Exercise brief = What is the number of lines in the material below that include the word "Pimpinan"? Write that number and nothing more.
···
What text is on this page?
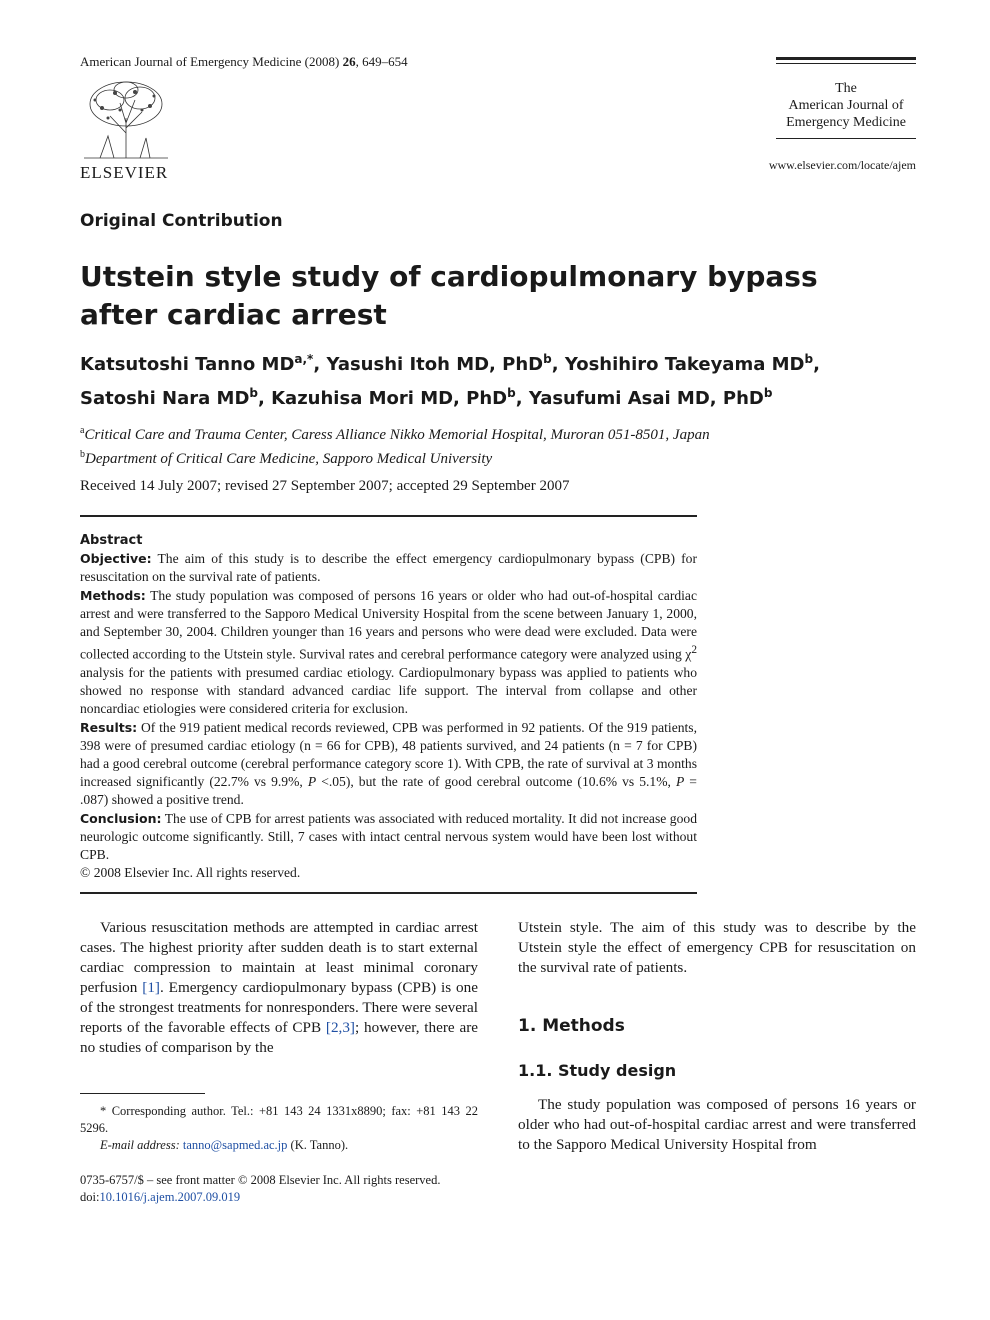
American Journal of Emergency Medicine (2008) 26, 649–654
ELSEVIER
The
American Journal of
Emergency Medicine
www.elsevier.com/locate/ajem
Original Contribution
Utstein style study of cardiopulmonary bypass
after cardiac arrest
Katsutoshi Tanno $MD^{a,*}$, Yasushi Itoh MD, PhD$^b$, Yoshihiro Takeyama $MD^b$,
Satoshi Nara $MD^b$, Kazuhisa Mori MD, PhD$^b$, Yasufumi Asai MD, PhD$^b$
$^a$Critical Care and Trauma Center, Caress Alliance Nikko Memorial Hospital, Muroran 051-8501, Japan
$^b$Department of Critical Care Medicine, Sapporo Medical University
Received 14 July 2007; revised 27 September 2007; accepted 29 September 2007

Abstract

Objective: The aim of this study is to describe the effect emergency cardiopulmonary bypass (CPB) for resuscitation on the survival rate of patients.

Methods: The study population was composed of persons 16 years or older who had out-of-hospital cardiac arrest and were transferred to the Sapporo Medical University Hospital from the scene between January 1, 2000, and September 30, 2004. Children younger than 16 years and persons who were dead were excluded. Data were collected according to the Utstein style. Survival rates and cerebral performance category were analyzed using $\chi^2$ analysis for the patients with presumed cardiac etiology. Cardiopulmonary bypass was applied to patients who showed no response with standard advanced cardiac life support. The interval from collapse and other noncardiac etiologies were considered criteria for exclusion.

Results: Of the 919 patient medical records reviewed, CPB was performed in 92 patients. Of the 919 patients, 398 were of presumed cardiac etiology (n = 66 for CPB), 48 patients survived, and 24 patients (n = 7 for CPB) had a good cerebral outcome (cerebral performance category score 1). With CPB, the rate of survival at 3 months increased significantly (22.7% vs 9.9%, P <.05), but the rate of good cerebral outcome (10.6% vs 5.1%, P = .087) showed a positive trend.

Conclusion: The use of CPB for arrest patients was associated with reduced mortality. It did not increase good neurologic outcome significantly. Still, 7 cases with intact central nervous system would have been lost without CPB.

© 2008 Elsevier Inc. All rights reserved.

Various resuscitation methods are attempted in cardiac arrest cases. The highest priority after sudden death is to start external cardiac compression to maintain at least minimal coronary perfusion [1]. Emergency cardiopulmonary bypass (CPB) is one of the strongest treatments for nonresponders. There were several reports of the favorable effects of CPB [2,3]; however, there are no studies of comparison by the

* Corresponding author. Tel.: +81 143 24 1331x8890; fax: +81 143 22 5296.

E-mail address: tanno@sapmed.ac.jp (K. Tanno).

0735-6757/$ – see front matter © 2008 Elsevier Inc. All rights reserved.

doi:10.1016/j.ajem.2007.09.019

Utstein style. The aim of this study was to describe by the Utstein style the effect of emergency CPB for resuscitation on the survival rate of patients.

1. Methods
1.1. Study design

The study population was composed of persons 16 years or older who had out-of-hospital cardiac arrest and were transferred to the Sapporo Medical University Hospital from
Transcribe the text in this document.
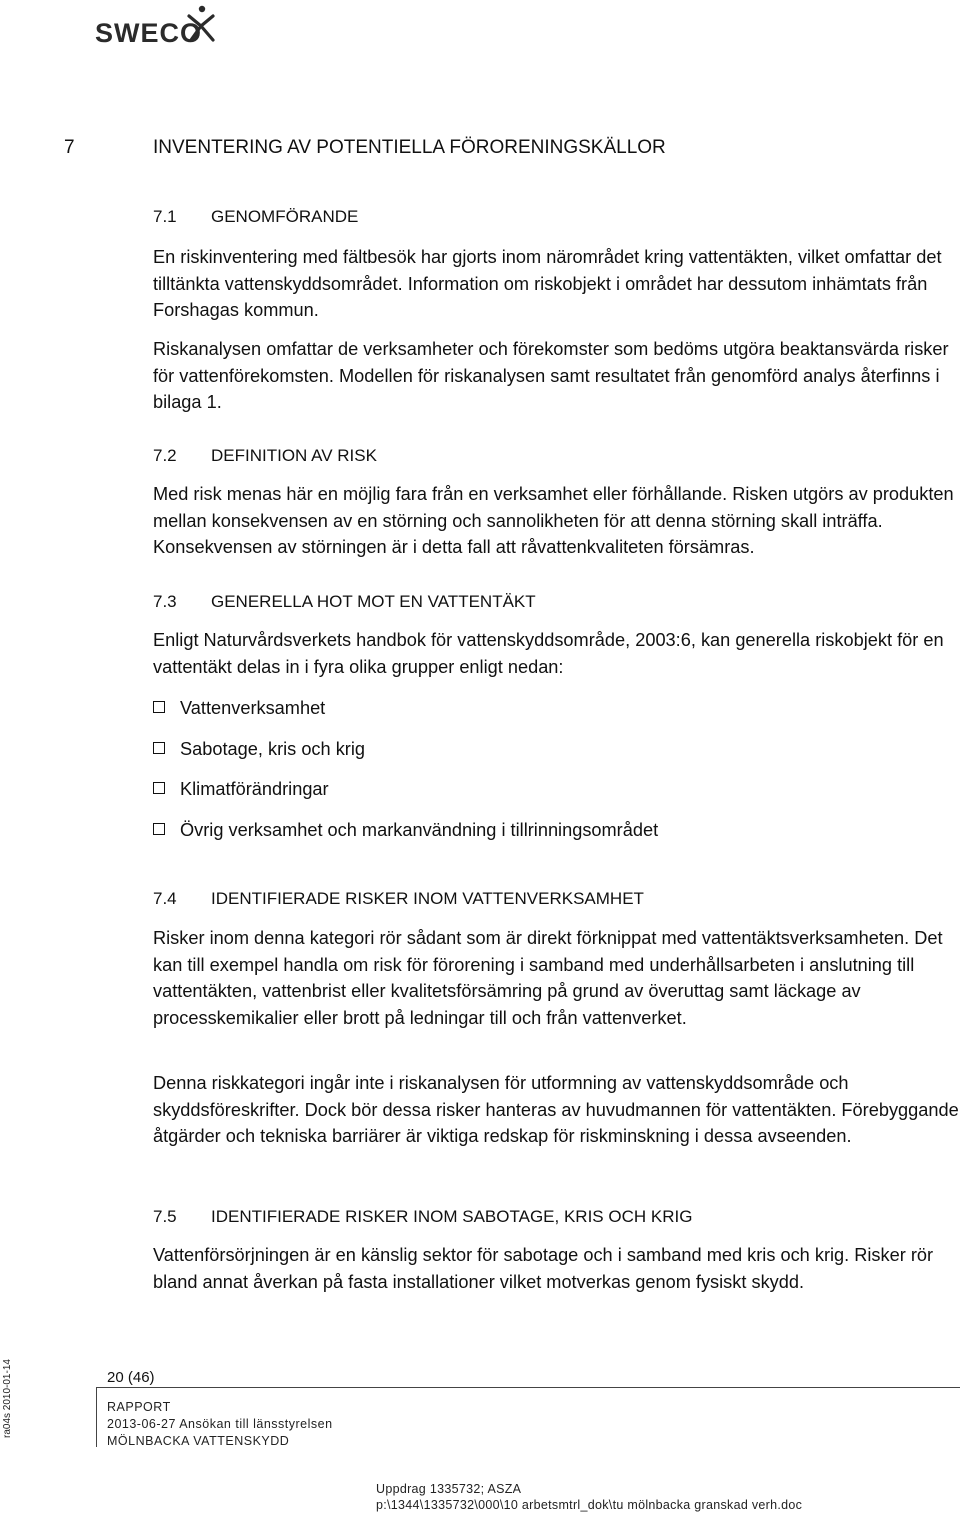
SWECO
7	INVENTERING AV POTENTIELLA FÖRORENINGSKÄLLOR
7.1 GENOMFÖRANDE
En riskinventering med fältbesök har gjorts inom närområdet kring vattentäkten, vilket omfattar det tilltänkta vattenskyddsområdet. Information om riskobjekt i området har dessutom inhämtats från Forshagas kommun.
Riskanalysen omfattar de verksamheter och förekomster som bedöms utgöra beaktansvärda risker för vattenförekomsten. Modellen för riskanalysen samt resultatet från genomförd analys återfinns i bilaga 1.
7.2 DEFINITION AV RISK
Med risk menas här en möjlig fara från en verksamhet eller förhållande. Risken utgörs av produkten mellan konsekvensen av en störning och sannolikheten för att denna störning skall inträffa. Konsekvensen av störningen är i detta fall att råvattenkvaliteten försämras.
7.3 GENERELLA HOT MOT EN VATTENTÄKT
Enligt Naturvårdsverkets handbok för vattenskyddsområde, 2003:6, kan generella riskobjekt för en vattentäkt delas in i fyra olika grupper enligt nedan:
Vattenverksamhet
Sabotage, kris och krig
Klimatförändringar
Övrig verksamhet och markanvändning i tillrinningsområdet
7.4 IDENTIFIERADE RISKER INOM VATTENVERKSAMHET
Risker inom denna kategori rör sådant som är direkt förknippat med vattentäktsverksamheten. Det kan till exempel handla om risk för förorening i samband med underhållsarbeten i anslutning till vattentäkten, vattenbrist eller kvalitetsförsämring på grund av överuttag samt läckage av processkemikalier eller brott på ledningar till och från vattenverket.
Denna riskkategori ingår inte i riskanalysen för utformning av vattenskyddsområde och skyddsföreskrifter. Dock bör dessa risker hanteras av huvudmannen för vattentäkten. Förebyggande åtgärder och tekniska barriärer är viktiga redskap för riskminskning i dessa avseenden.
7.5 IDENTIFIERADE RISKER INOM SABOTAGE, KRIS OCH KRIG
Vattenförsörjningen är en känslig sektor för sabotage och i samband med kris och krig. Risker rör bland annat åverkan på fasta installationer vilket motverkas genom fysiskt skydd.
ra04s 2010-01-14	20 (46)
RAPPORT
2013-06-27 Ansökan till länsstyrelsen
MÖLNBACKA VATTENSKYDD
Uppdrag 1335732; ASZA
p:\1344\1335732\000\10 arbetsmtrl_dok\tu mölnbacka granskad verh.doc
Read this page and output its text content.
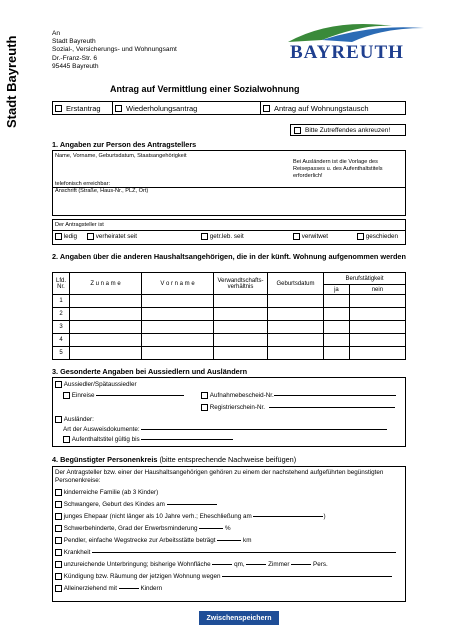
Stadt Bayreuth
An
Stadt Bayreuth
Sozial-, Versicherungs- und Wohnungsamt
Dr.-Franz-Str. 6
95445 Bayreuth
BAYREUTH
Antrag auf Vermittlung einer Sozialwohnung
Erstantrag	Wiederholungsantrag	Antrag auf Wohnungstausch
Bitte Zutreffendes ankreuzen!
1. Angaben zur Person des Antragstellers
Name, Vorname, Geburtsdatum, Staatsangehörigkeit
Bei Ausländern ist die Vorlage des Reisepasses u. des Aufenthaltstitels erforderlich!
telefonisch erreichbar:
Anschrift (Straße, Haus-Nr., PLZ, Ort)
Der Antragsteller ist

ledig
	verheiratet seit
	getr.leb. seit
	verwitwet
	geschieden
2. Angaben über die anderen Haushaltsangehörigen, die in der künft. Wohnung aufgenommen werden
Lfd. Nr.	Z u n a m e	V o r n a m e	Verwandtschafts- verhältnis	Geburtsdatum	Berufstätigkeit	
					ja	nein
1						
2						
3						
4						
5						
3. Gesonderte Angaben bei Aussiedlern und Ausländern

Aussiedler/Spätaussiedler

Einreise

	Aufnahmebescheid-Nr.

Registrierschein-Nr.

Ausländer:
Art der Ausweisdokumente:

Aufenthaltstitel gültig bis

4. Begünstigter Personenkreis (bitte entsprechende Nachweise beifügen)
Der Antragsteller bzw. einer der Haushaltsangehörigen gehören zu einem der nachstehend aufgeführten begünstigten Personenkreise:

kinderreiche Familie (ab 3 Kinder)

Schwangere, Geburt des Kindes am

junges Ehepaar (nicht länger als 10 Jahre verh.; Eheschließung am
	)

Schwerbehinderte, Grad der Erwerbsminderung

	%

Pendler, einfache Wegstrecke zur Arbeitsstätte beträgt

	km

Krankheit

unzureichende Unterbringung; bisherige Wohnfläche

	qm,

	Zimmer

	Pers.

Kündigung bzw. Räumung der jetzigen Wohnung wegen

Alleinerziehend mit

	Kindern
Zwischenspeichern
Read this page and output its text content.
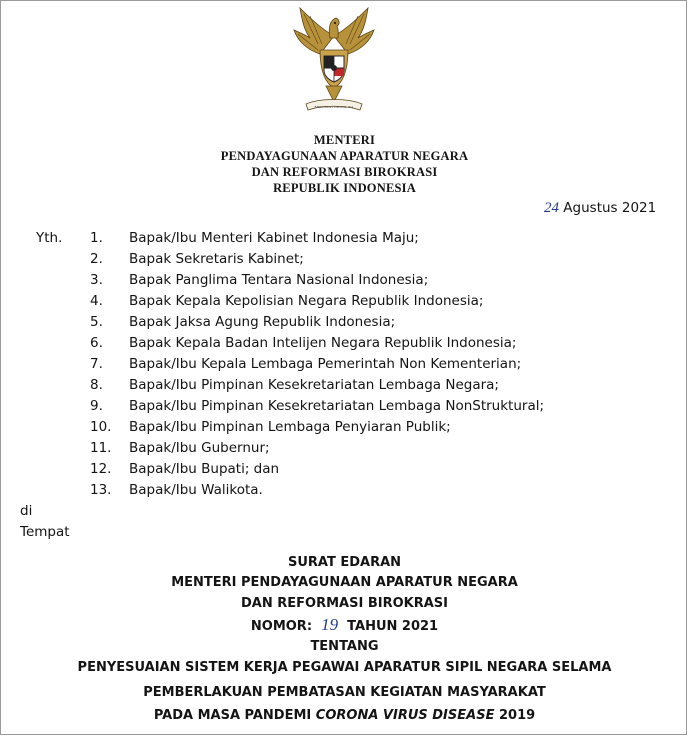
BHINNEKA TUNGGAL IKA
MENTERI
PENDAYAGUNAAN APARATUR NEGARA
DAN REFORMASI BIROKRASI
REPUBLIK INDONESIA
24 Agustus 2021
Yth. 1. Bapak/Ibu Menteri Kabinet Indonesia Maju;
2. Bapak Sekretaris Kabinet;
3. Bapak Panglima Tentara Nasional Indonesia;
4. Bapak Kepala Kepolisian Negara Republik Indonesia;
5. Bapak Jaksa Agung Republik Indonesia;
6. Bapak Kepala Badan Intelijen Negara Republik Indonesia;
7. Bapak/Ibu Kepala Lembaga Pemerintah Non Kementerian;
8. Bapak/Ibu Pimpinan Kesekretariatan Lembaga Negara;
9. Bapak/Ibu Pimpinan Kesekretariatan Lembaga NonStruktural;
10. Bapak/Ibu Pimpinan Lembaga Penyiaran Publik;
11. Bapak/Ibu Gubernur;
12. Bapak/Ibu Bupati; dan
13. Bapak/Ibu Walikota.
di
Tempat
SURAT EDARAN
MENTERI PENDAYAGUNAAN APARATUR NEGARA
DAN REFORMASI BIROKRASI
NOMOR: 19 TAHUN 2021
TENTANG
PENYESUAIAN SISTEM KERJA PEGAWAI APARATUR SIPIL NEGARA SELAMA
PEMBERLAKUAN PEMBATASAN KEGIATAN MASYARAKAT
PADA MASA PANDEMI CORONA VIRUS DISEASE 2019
···
Answer space = 3